(Dataset items)
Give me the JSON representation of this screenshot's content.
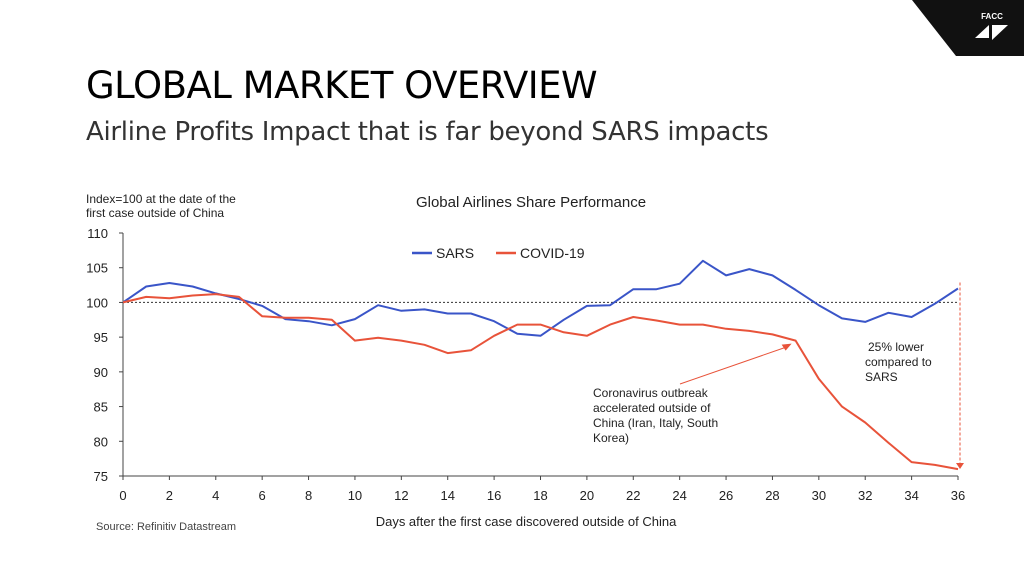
{
  "slide": {
    "title": "GLOBAL MARKET OVERVIEW",
    "subtitle": "Airline Profits Impact that is far beyond SARS impacts",
    "logo_text": "FACC",
    "source": "Source: Refinitiv Datastream"
  },
  "colors": {
    "sars": "#3a55c8",
    "covid": "#e8533a",
    "axis": "#444444",
    "logo_bg": "#111111"
  },
  "chart_data": {
    "type": "line",
    "title": "Global Airlines Share Performance",
    "ylabel_lines": [
      "Index=100 at the date of the",
      "first case  outside of China"
    ],
    "xlabel": "Days after the first case discovered outside of China",
    "xlim": [
      0,
      36
    ],
    "ylim": [
      75,
      110
    ],
    "xticks": [
      0,
      2,
      4,
      6,
      8,
      10,
      12,
      14,
      16,
      18,
      20,
      22,
      24,
      26,
      28,
      30,
      32,
      34,
      36
    ],
    "yticks": [
      75,
      80,
      85,
      90,
      95,
      100,
      105,
      110
    ],
    "reference_line": 100,
    "legend_position": "top-center",
    "series": [
      {
        "name": "SARS",
        "color_key": "sars",
        "x": [
          0,
          1,
          2,
          3,
          4,
          5,
          6,
          7,
          8,
          9,
          10,
          11,
          12,
          13,
          14,
          15,
          16,
          17,
          18,
          19,
          20,
          21,
          22,
          23,
          24,
          25,
          26,
          27,
          28,
          29,
          30,
          31,
          32,
          33,
          34,
          35,
          36
        ],
        "values": [
          100,
          102.3,
          102.8,
          102.3,
          101.3,
          100.5,
          99.5,
          97.6,
          97.3,
          96.7,
          97.6,
          99.6,
          98.8,
          99.0,
          98.4,
          98.4,
          97.3,
          95.5,
          95.2,
          97.5,
          99.5,
          99.6,
          101.9,
          101.9,
          102.7,
          106.0,
          103.9,
          104.8,
          103.9,
          101.8,
          99.6,
          97.7,
          97.2,
          98.5,
          97.9,
          99.8,
          102.0
        ]
      },
      {
        "name": "COVID-19",
        "color_key": "covid",
        "x": [
          0,
          1,
          2,
          3,
          4,
          5,
          6,
          7,
          8,
          9,
          10,
          11,
          12,
          13,
          14,
          15,
          16,
          17,
          18,
          19,
          20,
          21,
          22,
          23,
          24,
          25,
          26,
          27,
          28,
          29,
          30,
          31,
          32,
          33,
          34,
          35,
          36
        ],
        "values": [
          100,
          100.8,
          100.6,
          101.0,
          101.2,
          100.8,
          98.0,
          97.8,
          97.8,
          97.5,
          94.5,
          94.9,
          94.5,
          93.9,
          92.7,
          93.1,
          95.2,
          96.8,
          96.8,
          95.7,
          95.2,
          96.8,
          97.9,
          97.4,
          96.8,
          96.8,
          96.2,
          95.9,
          95.4,
          94.5,
          89.0,
          85.0,
          82.7,
          79.8,
          77.0,
          76.6,
          76.0
        ]
      }
    ],
    "annotations": [
      {
        "id": "gap",
        "lines": [
          "25% lower",
          "compared to",
          "SARS"
        ]
      },
      {
        "id": "outbreak",
        "lines": [
          "Coronavirus outbreak",
          "accelerated outside of",
          "China (Iran, Italy, South",
          "Korea)"
        ],
        "arrow_to_x": 29,
        "arrow_to_y": 94.5
      }
    ]
  }
}
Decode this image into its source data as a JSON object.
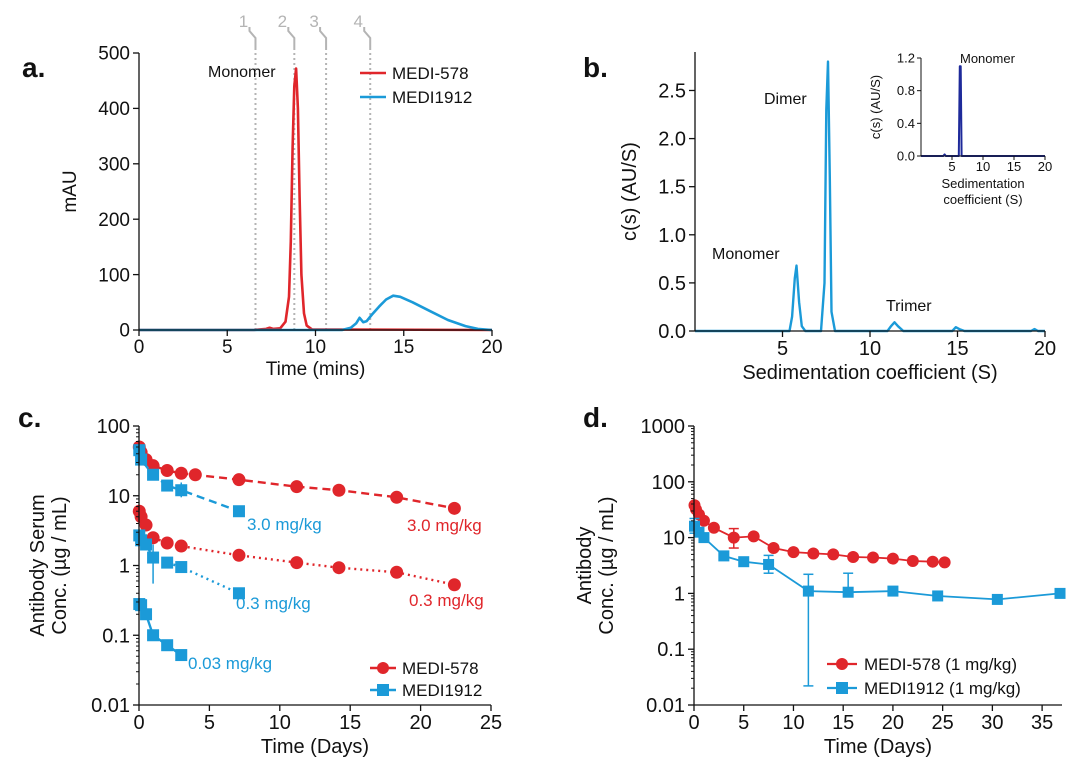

## Work required
For the records above, give the number of lines containing the string "outside" and no other words.

## Answer space
3